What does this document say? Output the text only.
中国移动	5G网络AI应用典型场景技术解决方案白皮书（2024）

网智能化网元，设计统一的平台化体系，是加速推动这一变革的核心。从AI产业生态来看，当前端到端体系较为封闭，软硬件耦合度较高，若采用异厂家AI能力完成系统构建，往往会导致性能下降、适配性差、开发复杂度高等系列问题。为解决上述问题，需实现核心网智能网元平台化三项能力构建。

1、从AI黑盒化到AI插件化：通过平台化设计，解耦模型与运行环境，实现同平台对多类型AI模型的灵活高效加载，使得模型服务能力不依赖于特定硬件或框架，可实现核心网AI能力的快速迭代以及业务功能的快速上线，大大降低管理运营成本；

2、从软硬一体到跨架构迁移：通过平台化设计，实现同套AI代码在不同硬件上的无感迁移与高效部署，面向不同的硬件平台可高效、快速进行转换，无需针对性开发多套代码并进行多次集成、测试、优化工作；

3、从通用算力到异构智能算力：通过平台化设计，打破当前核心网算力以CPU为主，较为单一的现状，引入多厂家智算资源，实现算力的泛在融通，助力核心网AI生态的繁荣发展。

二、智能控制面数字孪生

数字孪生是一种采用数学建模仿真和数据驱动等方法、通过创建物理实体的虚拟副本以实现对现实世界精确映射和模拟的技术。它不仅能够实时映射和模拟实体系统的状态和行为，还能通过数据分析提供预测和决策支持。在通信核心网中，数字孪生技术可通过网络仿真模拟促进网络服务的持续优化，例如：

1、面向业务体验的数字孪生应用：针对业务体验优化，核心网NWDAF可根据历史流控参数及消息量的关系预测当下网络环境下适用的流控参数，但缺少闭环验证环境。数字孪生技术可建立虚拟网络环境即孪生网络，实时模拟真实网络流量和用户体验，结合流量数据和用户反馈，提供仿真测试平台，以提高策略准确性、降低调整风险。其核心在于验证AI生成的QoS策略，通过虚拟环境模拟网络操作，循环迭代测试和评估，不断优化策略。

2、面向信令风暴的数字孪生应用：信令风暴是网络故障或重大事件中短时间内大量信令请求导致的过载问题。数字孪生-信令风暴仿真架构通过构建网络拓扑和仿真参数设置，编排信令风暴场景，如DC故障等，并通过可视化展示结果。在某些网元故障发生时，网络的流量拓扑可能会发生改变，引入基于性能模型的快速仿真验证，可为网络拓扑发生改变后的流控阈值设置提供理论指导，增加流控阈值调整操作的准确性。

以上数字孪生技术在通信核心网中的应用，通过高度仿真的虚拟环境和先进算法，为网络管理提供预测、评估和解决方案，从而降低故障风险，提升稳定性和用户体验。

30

Required task
Extract all of the data exactly as written.

Expected answer
What does this document say? Output the text only.
中国移动	5G网络AI应用典型场景技术解决方案白皮书（2024）

网智能化网元，设计统一的平台化体系，是加速推动这一变革的核心。从AI产业生态来看，当前端到端体系较为封闭，软硬件耦合度较高，若采用异厂家AI能力完成系统构建，往往会导致性能下降、适配性差、开发复杂度高等系列问题。为解决上述问题，需实现核心网智能网元平台化三项能力构建。

1、从AI黑盒化到AI插件化：通过平台化设计，解耦模型与运行环境，实现同平台对多类型AI模型的灵活高效加载，使得模型服务能力不依赖于特定硬件或框架，可实现核心网AI能力的快速迭代以及业务功能的快速上线，大大降低管理运营成本；

2、从软硬一体到跨架构迁移：通过平台化设计，实现同套AI代码在不同硬件上的无感迁移与高效部署，面向不同的硬件平台可高效、快速进行转换，无需针对性开发多套代码并进行多次集成、测试、优化工作；

3、从通用算力到异构智能算力：通过平台化设计，打破当前核心网算力以CPU为主，较为单一的现状，引入多厂家智算资源，实现算力的泛在融通，助力核心网AI生态的繁荣发展。

二、智能控制面数字孪生

数字孪生是一种采用数学建模仿真和数据驱动等方法、通过创建物理实体的虚拟副本以实现对现实世界精确映射和模拟的技术。它不仅能够实时映射和模拟实体系统的状态和行为，还能通过数据分析提供预测和决策支持。在通信核心网中，数字孪生技术可通过网络仿真模拟促进网络服务的持续优化，例如：

1、面向业务体验的数字孪生应用：针对业务体验优化，核心网NWDAF可根据历史流控参数及消息量的关系预测当下网络环境下适用的流控参数，但缺少闭环验证环境。数字孪生技术可建立虚拟网络环境即孪生网络，实时模拟真实网络流量和用户体验，结合流量数据和用户反馈，提供仿真测试平台，以提高策略准确性、降低调整风险。其核心在于验证AI生成的QoS策略，通过虚拟环境模拟网络操作，循环迭代测试和评估，不断优化策略。

2、面向信令风暴的数字孪生应用：信令风暴是网络故障或重大事件中短时间内大量信令请求导致的过载问题。数字孪生-信令风暴仿真架构通过构建网络拓扑和仿真参数设置，编排信令风暴场景，如DC故障等，并通过可视化展示结果。在某些网元故障发生时，网络的流量拓扑可能会发生改变，引入基于性能模型的快速仿真验证，可为网络拓扑发生改变后的流控阈值设置提供理论指导，增加流控阈值调整操作的准确性。

以上数字孪生技术在通信核心网中的应用，通过高度仿真的虚拟环境和先进算法，为网络管理提供预测、评估和解决方案，从而降低故障风险，提升稳定性和用户体验。

30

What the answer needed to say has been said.